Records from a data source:
__________

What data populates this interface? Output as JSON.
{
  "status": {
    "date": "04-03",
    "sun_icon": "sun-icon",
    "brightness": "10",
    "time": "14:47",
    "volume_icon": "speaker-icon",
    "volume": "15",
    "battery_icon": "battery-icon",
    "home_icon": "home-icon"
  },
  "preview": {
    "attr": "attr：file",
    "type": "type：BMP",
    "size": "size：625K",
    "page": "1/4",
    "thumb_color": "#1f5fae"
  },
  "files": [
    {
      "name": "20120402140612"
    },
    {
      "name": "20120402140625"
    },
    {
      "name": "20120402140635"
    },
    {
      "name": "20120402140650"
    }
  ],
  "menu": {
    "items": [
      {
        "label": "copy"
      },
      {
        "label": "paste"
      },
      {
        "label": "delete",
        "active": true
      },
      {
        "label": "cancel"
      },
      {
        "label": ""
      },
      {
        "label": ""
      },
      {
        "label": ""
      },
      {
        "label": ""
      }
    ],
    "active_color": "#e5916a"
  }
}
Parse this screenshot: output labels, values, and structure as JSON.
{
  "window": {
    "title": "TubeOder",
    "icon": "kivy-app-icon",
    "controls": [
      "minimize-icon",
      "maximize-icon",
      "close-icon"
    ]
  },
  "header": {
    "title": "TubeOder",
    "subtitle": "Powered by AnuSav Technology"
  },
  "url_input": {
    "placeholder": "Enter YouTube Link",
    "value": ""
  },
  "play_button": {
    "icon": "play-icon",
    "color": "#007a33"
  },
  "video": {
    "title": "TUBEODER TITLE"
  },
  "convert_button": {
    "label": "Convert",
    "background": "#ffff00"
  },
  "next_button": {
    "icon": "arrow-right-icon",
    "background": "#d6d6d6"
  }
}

__________

**DIRECTION:** Give back exactly the lines beginning at the one with "Parse this screenshot: output" and ending at the final line of the material; both boundary lines belong in it.

**FULL OUTPUT:**
Parse this screenshot: output labels, values, and structure as JSON.
{
  "window": {
    "title": "TubeOder",
    "icon": "kivy-app-icon",
    "controls": [
      "minimize-icon",
      "maximize-icon",
      "close-icon"
    ]
  },
  "header": {
    "title": "TubeOder",
    "subtitle": "Powered by AnuSav Technology"
  },
  "url_input": {
    "placeholder": "Enter YouTube Link",
    "value": ""
  },
  "play_button": {
    "icon": "play-icon",
    "color": "#007a33"
  },
  "video": {
    "title": "TUBEODER TITLE"
  },
  "convert_button": {
    "label": "Convert",
    "background": "#ffff00"
  },
  "next_button": {
    "icon": "arrow-right-icon",
    "background": "#d6d6d6"
  }
}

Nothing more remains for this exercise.